Raw records:
++++

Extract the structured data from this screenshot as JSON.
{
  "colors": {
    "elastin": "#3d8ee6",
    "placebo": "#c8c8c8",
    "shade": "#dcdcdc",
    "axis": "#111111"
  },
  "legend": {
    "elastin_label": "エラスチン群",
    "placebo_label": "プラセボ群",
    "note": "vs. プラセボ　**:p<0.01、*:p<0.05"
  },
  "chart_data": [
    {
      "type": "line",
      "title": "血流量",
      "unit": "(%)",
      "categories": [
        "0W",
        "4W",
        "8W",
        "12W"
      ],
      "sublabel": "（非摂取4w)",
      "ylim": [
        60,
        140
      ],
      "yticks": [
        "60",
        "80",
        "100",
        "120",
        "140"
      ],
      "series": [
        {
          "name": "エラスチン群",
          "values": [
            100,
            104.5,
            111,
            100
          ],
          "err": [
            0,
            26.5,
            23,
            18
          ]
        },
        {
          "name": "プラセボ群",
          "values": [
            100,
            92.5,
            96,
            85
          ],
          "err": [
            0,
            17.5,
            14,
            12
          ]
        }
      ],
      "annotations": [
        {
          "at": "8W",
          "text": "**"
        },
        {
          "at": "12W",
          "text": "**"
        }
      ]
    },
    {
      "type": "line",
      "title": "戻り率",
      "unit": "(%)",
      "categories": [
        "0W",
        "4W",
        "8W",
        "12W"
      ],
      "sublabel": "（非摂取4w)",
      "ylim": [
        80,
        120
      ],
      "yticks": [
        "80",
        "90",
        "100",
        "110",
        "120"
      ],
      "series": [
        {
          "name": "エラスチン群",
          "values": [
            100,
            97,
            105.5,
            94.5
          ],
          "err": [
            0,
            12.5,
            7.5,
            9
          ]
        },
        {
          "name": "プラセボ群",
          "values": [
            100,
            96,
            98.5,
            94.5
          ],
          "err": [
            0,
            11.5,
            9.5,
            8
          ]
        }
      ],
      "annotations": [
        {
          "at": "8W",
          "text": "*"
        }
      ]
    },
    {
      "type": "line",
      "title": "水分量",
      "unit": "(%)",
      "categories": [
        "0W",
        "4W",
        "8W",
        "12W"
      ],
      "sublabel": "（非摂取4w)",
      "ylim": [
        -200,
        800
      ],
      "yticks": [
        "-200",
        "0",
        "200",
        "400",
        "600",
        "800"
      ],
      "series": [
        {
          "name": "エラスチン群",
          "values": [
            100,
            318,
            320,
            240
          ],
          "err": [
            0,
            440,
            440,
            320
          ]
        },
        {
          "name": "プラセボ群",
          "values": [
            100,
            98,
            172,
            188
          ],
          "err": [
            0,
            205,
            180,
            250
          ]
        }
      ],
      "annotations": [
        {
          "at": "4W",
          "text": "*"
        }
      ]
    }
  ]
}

++++

_To be done_
Return all of the entries exactly as written.

_Exercise response_
Extract the structured data from this screenshot as JSON.
{
  "colors": {
    "elastin": "#3d8ee6",
    "placebo": "#c8c8c8",
    "shade": "#dcdcdc",
    "axis": "#111111"
  },
  "legend": {
    "elastin_label": "エラスチン群",
    "placebo_label": "プラセボ群",
    "note": "vs. プラセボ　**:p<0.01、*:p<0.05"
  },
  "chart_data": [
    {
      "type": "line",
      "title": "血流量",
      "unit": "(%)",
      "categories": [
        "0W",
        "4W",
        "8W",
        "12W"
      ],
      "sublabel": "（非摂取4w)",
      "ylim": [
        60,
        140
      ],
      "yticks": [
        "60",
        "80",
        "100",
        "120",
        "140"
      ],
      "series": [
        {
          "name": "エラスチン群",
          "values": [
            100,
            104.5,
            111,
            100
          ],
          "err": [
            0,
            26.5,
            23,
            18
          ]
        },
        {
          "name": "プラセボ群",
          "values": [
            100,
            92.5,
            96,
            85
          ],
          "err": [
            0,
            17.5,
            14,
            12
          ]
        }
      ],
      "annotations": [
        {
          "at": "8W",
          "text": "**"
        },
        {
          "at": "12W",
          "text": "**"
        }
      ]
    },
    {
      "type": "line",
      "title": "戻り率",
      "unit": "(%)",
      "categories": [
        "0W",
        "4W",
        "8W",
        "12W"
      ],
      "sublabel": "（非摂取4w)",
      "ylim": [
        80,
        120
      ],
      "yticks": [
        "80",
        "90",
        "100",
        "110",
        "120"
      ],
      "series": [
        {
          "name": "エラスチン群",
          "values": [
            100,
            97,
            105.5,
            94.5
          ],
          "err": [
            0,
            12.5,
            7.5,
            9
          ]
        },
        {
          "name": "プラセボ群",
          "values": [
            100,
            96,
            98.5,
            94.5
          ],
          "err": [
            0,
            11.5,
            9.5,
            8
          ]
        }
      ],
      "annotations": [
        {
          "at": "8W",
          "text": "*"
        }
      ]
    },
    {
      "type": "line",
      "title": "水分量",
      "unit": "(%)",
      "categories": [
        "0W",
        "4W",
        "8W",
        "12W"
      ],
      "sublabel": "（非摂取4w)",
      "ylim": [
        -200,
        800
      ],
      "yticks": [
        "-200",
        "0",
        "200",
        "400",
        "600",
        "800"
      ],
      "series": [
        {
          "name": "エラスチン群",
          "values": [
            100,
            318,
            320,
            240
          ],
          "err": [
            0,
            440,
            440,
            320
          ]
        },
        {
          "name": "プラセボ群",
          "values": [
            100,
            98,
            172,
            188
          ],
          "err": [
            0,
            205,
            180,
            250
          ]
        }
      ],
      "annotations": [
        {
          "at": "4W",
          "text": "*"
        }
      ]
    }
  ]
}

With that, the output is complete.